# [SUPPLIED DATA]
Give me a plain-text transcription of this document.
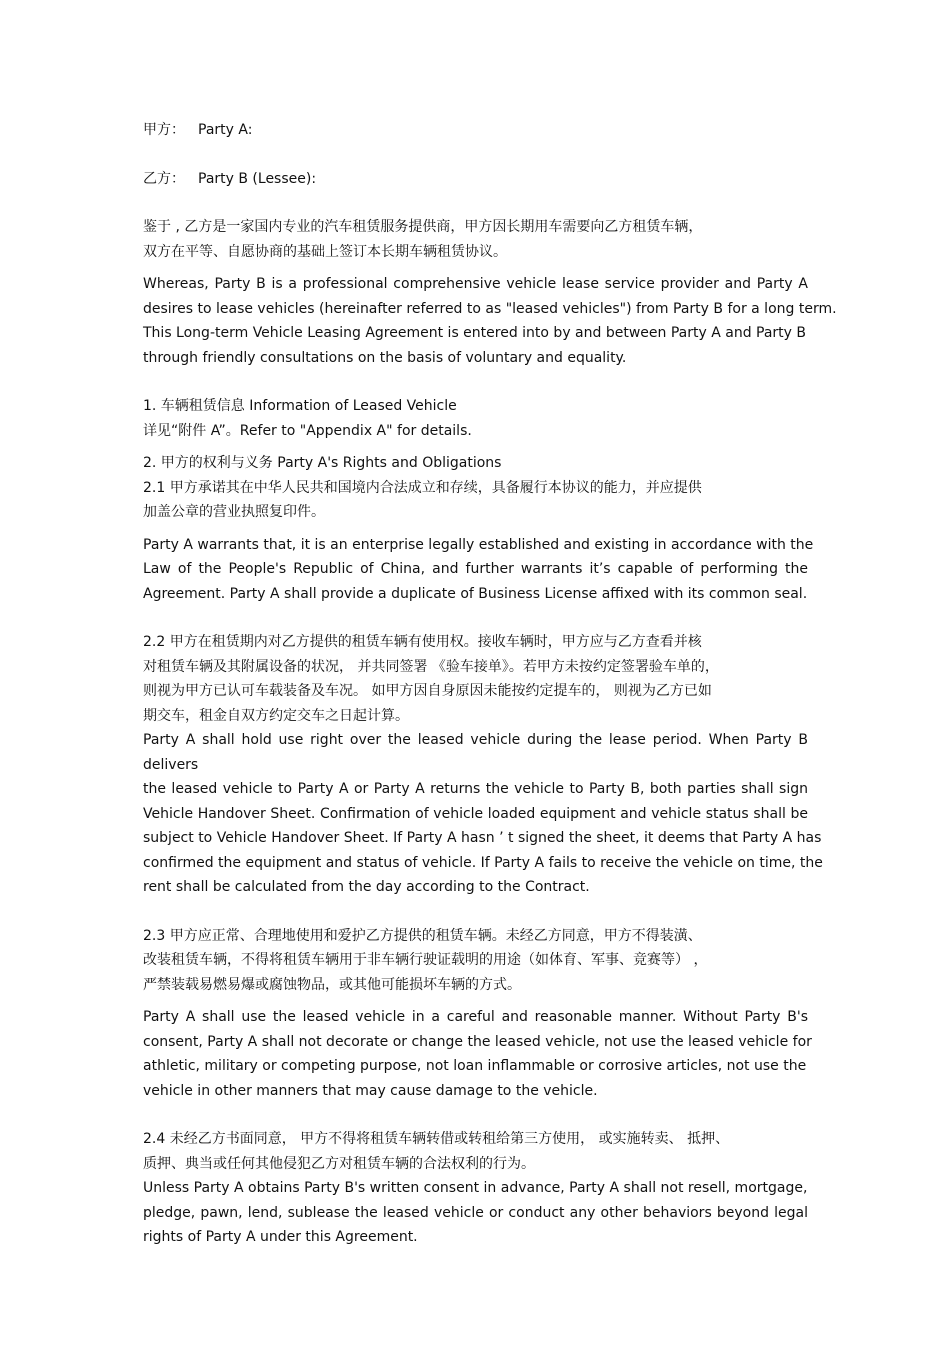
甲方： Party A:
乙方： Party B (Lessee):
鉴于 , 乙方是一家国内专业的汽车租赁服务提供商，甲方因长期用车需要向乙方租赁车辆，
双方在平等、自愿协商的基础上签订本长期车辆租赁协议。
Whereas, Party B is a professional comprehensive vehicle lease service provider and Party A
desires to lease vehicles (hereinafter referred to as "leased vehicles") from Party B for a long term.
This Long-term Vehicle Leasing Agreement is entered into by and between Party A and Party B
through friendly consultations on the basis of voluntary and equality.
1. 车辆租赁信息 Information of Leased Vehicle
详见“附件 A”。Refer to "Appendix A" for details.
2. 甲方的权利与义务 Party A's Rights and Obligations
2.1 甲方承诺其在中华人民共和国境内合法成立和存续，具备履行本协议的能力，并应提供
加盖公章的营业执照复印件。
Party A warrants that, it is an enterprise legally established and existing in accordance with the
Law of the People's Republic of China, and further warrants it’s capable of performing the
Agreement. Party A shall provide a duplicate of Business License affixed with its common seal.
2.2 甲方在租赁期内对乙方提供的租赁车辆有使用权。接收车辆时，甲方应与乙方查看并核
对租赁车辆及其附属设备的状况， 并共同签署 《验车接单》。若甲方未按约定签署验车单的，
则视为甲方已认可车载装备及车况。 如甲方因自身原因未能按约定提车的， 则视为乙方已如
期交车，租金自双方约定交车之日起计算。
Party A shall hold use right over the leased vehicle during the lease period. When Party B delivers
the leased vehicle to Party A or Party A returns the vehicle to Party B, both parties shall sign
Vehicle Handover Sheet. Confirmation of vehicle loaded equipment and vehicle status shall be
subject to Vehicle Handover Sheet. If Party A hasn ’ t signed the sheet, it deems that Party A has
confirmed the equipment and status of vehicle. If Party A fails to receive the vehicle on time, the
rent shall be calculated from the day according to the Contract.
2.3 甲方应正常、合理地使用和爱护乙方提供的租赁车辆。未经乙方同意，甲方不得装潢、
改装租赁车辆，不得将租赁车辆用于非车辆行驶证载明的用途（如体育、军事、竞赛等） ，
严禁装载易燃易爆或腐蚀物品，或其他可能损坏车辆的方式。
Party A shall use the leased vehicle in a careful and reasonable manner. Without Party B's
consent, Party A shall not decorate or change the leased vehicle, not use the leased vehicle for
athletic, military or competing purpose, not loan inflammable or corrosive articles, not use the
vehicle in other manners that may cause damage to the vehicle.
2.4 未经乙方书面同意， 甲方不得将租赁车辆转借或转租给第三方使用， 或实施转卖、 抵押、
质押、典当或任何其他侵犯乙方对租赁车辆的合法权利的行为。
Unless Party A obtains Party B's written consent in advance, Party A shall not resell, mortgage,
pledge, pawn, lend, sublease the leased vehicle or conduct any other behaviors beyond legal
rights of Party A under this Agreement.
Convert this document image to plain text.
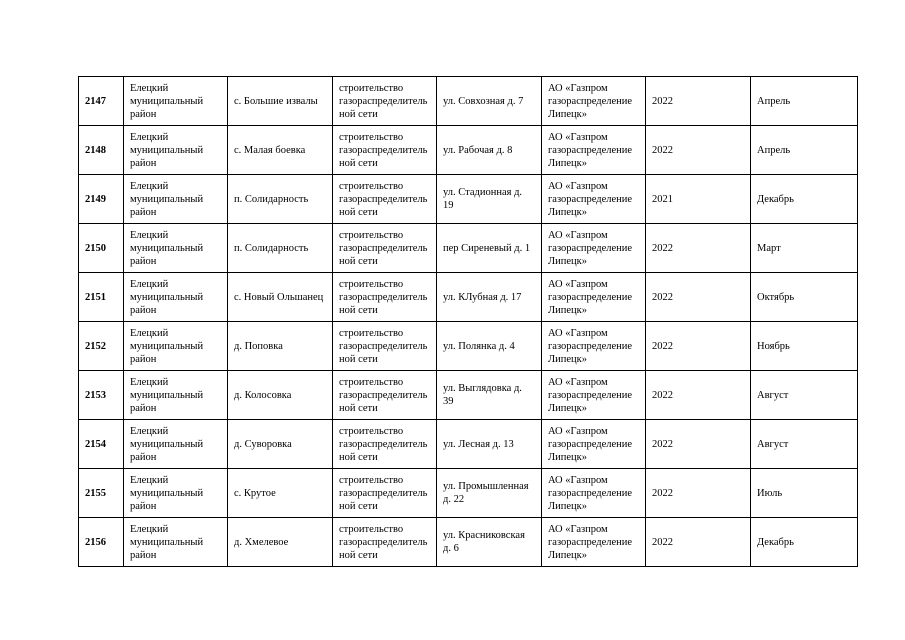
2147	Елецкий
муниципальный
район	с. Большие извалы	строительство
газораспределитель
ной сети	ул. Совхозная д. 7	АО «Газпром
газораспределение
Липецк»	2022	Апрель
2148	Елецкий
муниципальный
район	с. Малая боевка	строительство
газораспределитель
ной сети	ул. Рабочая д. 8	АО «Газпром
газораспределение
Липецк»	2022	Апрель
2149	Елецкий
муниципальный
район	п. Солидарность	строительство
газораспределитель
ной сети	ул. Стадионная д.
19	АО «Газпром
газораспределение
Липецк»	2021	Декабрь
2150	Елецкий
муниципальный
район	п. Солидарность	строительство
газораспределитель
ной сети	пер Сиреневый д. 1	АО «Газпром
газораспределение
Липецк»	2022	Март
2151	Елецкий
муниципальный
район	с. Новый Ольшанец	строительство
газораспределитель
ной сети	ул. КЛубная д. 17	АО «Газпром
газораспределение
Липецк»	2022	Октябрь
2152	Елецкий
муниципальный
район	д. Поповка	строительство
газораспределитель
ной сети	ул. Полянка д. 4	АО «Газпром
газораспределение
Липецк»	2022	Ноябрь
2153	Елецкий
муниципальный
район	д. Колосовка	строительство
газораспределитель
ной сети	ул. Выглядовка д.
39	АО «Газпром
газораспределение
Липецк»	2022	Август
2154	Елецкий
муниципальный
район	д. Суворовка	строительство
газораспределитель
ной сети	ул. Лесная д. 13	АО «Газпром
газораспределение
Липецк»	2022	Август
2155	Елецкий
муниципальный
район	с. Крутое	строительство
газораспределитель
ной сети	ул. Промышленная
д. 22	АО «Газпром
газораспределение
Липецк»	2022	Июль
2156	Елецкий
муниципальный
район	д. Хмелевое	строительство
газораспределитель
ной сети	ул. Красниковская
д. 6	АО «Газпром
газораспределение
Липецк»	2022	Декабрь
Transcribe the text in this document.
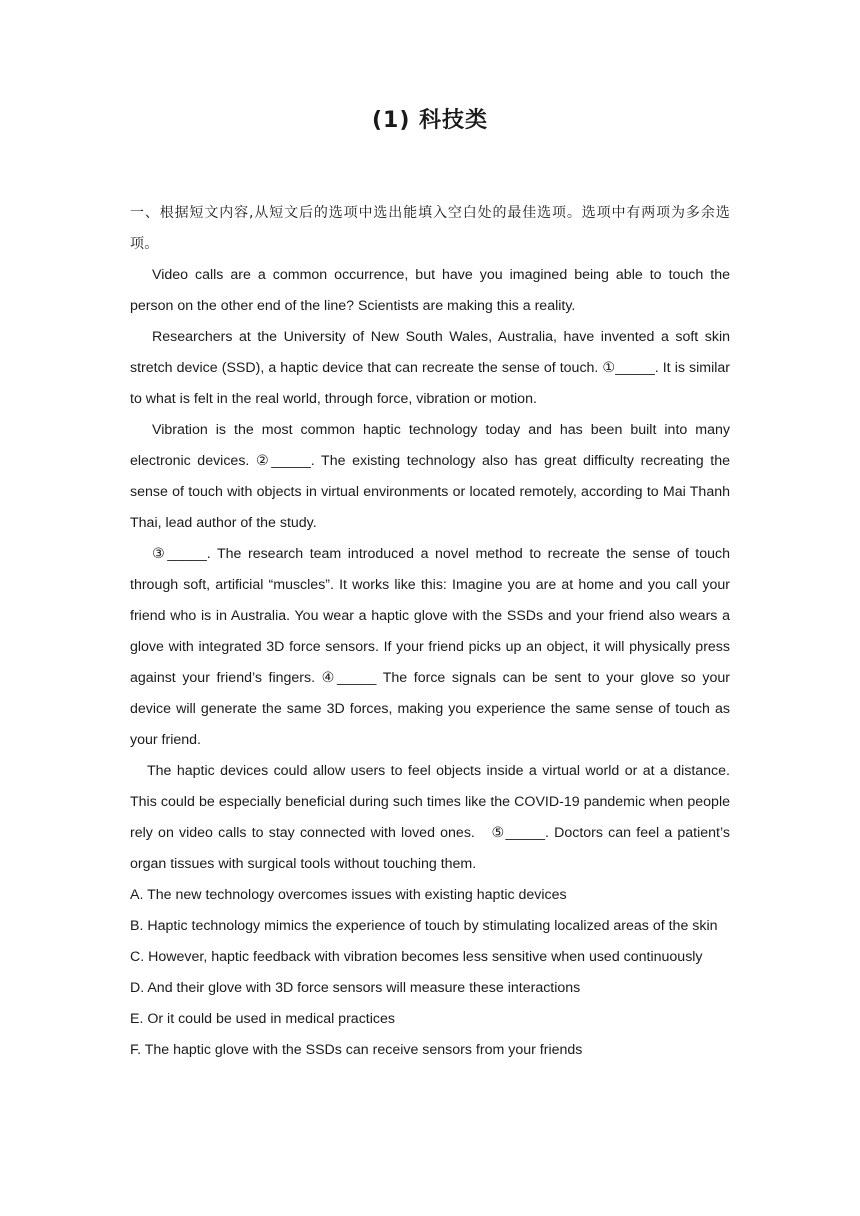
(1) 科技类

一、根据短文内容,从短文后的选项中选出能填入空白处的最佳选项。选项中有两项为多余选项。

Video calls are a common occurrence, but have you imagined being able to touch the person on the other end of the line? Scientists are making this a reality.

Researchers at the University of New South Wales, Australia, have invented a soft skin stretch device (SSD), a haptic device that can recreate the sense of touch. ①_____. It is similar to what is felt in the real world, through force, vibration or motion.

Vibration is the most common haptic technology today and has been built into many electronic devices. ②_____. The existing technology also has great difficulty recreating the sense of touch with objects in virtual environments or located remotely, according to Mai Thanh Thai, lead author of the study.

③_____. The research team introduced a novel method to recreate the sense of touch through soft, artificial “muscles”. It works like this: Imagine you are at home and you call your friend who is in Australia. You wear a haptic glove with the SSDs and your friend also wears a glove with integrated 3D force sensors. If your friend picks up an object, it will physically press against your friend’s fingers. ④_____ The force signals can be sent to your glove so your device will generate the same 3D forces, making you experience the same sense of touch as your friend.

The haptic devices could allow users to feel objects inside a virtual world or at a distance. This could be especially beneficial during such times like the COVID-19 pandemic when people rely on video calls to stay connected with loved ones.　⑤_____. Doctors can feel a patient’s organ tissues with surgical tools without touching them.

A. The new technology overcomes issues with existing haptic devices

B. Haptic technology mimics the experience of touch by stimulating localized areas of the skin

C. However, haptic feedback with vibration becomes less sensitive when used continuously

D. And their glove with 3D force sensors will measure these interactions

E. Or it could be used in medical practices

F. The haptic glove with the SSDs can receive sensors from your friends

# [AIM]
Omit the pictures and give the material again, exactly and in full.

# [TASK OUTPUT]
Give me a plain-text transcription of this document.
甲方： Party A:
乙方： Party B (Lessee):
鉴于 , 乙方是一家国内专业的汽车租赁服务提供商，甲方因长期用车需要向乙方租赁车辆，
双方在平等、自愿协商的基础上签订本长期车辆租赁协议。
Whereas, Party B is a professional comprehensive vehicle lease service provider and Party A
desires to lease vehicles (hereinafter referred to as "leased vehicles") from Party B for a long term.
This Long-term Vehicle Leasing Agreement is entered into by and between Party A and Party B
through friendly consultations on the basis of voluntary and equality.
1. 车辆租赁信息 Information of Leased Vehicle
详见“附件 A”。Refer to "Appendix A" for details.
2. 甲方的权利与义务 Party A's Rights and Obligations
2.1 甲方承诺其在中华人民共和国境内合法成立和存续，具备履行本协议的能力，并应提供
加盖公章的营业执照复印件。
Party A warrants that, it is an enterprise legally established and existing in accordance with the
Law of the People's Republic of China, and further warrants it’s capable of performing the
Agreement. Party A shall provide a duplicate of Business License affixed with its common seal.
2.2 甲方在租赁期内对乙方提供的租赁车辆有使用权。接收车辆时，甲方应与乙方查看并核
对租赁车辆及其附属设备的状况， 并共同签署 《验车接单》。若甲方未按约定签署验车单的，
则视为甲方已认可车载装备及车况。 如甲方因自身原因未能按约定提车的， 则视为乙方已如
期交车，租金自双方约定交车之日起计算。
Party A shall hold use right over the leased vehicle during the lease period. When Party B delivers
the leased vehicle to Party A or Party A returns the vehicle to Party B, both parties shall sign
Vehicle Handover Sheet. Confirmation of vehicle loaded equipment and vehicle status shall be
subject to Vehicle Handover Sheet. If Party A hasn ’ t signed the sheet, it deems that Party A has
confirmed the equipment and status of vehicle. If Party A fails to receive the vehicle on time, the
rent shall be calculated from the day according to the Contract.
2.3 甲方应正常、合理地使用和爱护乙方提供的租赁车辆。未经乙方同意，甲方不得装潢、
改装租赁车辆，不得将租赁车辆用于非车辆行驶证载明的用途（如体育、军事、竞赛等） ，
严禁装载易燃易爆或腐蚀物品，或其他可能损坏车辆的方式。
Party A shall use the leased vehicle in a careful and reasonable manner. Without Party B's
consent, Party A shall not decorate or change the leased vehicle, not use the leased vehicle for
athletic, military or competing purpose, not loan inflammable or corrosive articles, not use the
vehicle in other manners that may cause damage to the vehicle.
2.4 未经乙方书面同意， 甲方不得将租赁车辆转借或转租给第三方使用， 或实施转卖、 抵押、
质押、典当或任何其他侵犯乙方对租赁车辆的合法权利的行为。
Unless Party A obtains Party B's written consent in advance, Party A shall not resell, mortgage,
pledge, pawn, lend, sublease the leased vehicle or conduct any other behaviors beyond legal
rights of Party A under this Agreement.
Convert this document image to plain text.
2147	Елецкий
муниципальный
район	с. Большие извалы	строительство
газораспределитель
ной сети	ул. Совхозная д. 7	АО «Газпром
газораспределение
Липецк»	2022	Апрель
2148	Елецкий
муниципальный
район	с. Малая боевка	строительство
газораспределитель
ной сети	ул. Рабочая д. 8	АО «Газпром
газораспределение
Липецк»	2022	Апрель
2149	Елецкий
муниципальный
район	п. Солидарность	строительство
газораспределитель
ной сети	ул. Стадионная д.
19	АО «Газпром
газораспределение
Липецк»	2021	Декабрь
2150	Елецкий
муниципальный
район	п. Солидарность	строительство
газораспределитель
ной сети	пер Сиреневый д. 1	АО «Газпром
газораспределение
Липецк»	2022	Март
2151	Елецкий
муниципальный
район	с. Новый Ольшанец	строительство
газораспределитель
ной сети	ул. КЛубная д. 17	АО «Газпром
газораспределение
Липецк»	2022	Октябрь
2152	Елецкий
муниципальный
район	д. Поповка	строительство
газораспределитель
ной сети	ул. Полянка д. 4	АО «Газпром
газораспределение
Липецк»	2022	Ноябрь
2153	Елецкий
муниципальный
район	д. Колосовка	строительство
газораспределитель
ной сети	ул. Выглядовка д.
39	АО «Газпром
газораспределение
Липецк»	2022	Август
2154	Елецкий
муниципальный
район	д. Суворовка	строительство
газораспределитель
ной сети	ул. Лесная д. 13	АО «Газпром
газораспределение
Липецк»	2022	Август
2155	Елецкий
муниципальный
район	с. Крутое	строительство
газораспределитель
ной сети	ул. Промышленная
д. 22	АО «Газпром
газораспределение
Липецк»	2022	Июль
2156	Елецкий
муниципальный
район	д. Хмелевое	строительство
газораспределитель
ной сети	ул. Красниковская
д. 6	АО «Газпром
газораспределение
Липецк»	2022	Декабрь
Transcribe the text in this document.
(1) 科技类

一、根据短文内容,从短文后的选项中选出能填入空白处的最佳选项。选项中有两项为多余选项。

Video calls are a common occurrence, but have you imagined being able to touch the person on the other end of the line? Scientists are making this a reality.

Researchers at the University of New South Wales, Australia, have invented a soft skin stretch device (SSD), a haptic device that can recreate the sense of touch. ①_____. It is similar to what is felt in the real world, through force, vibration or motion.

Vibration is the most common haptic technology today and has been built into many electronic devices. ②_____. The existing technology also has great difficulty recreating the sense of touch with objects in virtual environments or located remotely, according to Mai Thanh Thai, lead author of the study.

③_____. The research team introduced a novel method to recreate the sense of touch through soft, artificial “muscles”. It works like this: Imagine you are at home and you call your friend who is in Australia. You wear a haptic glove with the SSDs and your friend also wears a glove with integrated 3D force sensors. If your friend picks up an object, it will physically press against your friend’s fingers. ④_____ The force signals can be sent to your glove so your device will generate the same 3D forces, making you experience the same sense of touch as your friend.

The haptic devices could allow users to feel objects inside a virtual world or at a distance. This could be especially beneficial during such times like the COVID-19 pandemic when people rely on video calls to stay connected with loved ones.　⑤_____. Doctors can feel a patient’s organ tissues with surgical tools without touching them.

A. The new technology overcomes issues with existing haptic devices

B. Haptic technology mimics the experience of touch by stimulating localized areas of the skin

C. However, haptic feedback with vibration becomes less sensitive when used continuously

D. And their glove with 3D force sensors will measure these interactions

E. Or it could be used in medical practices

F. The haptic glove with the SSDs can receive sensors from your friends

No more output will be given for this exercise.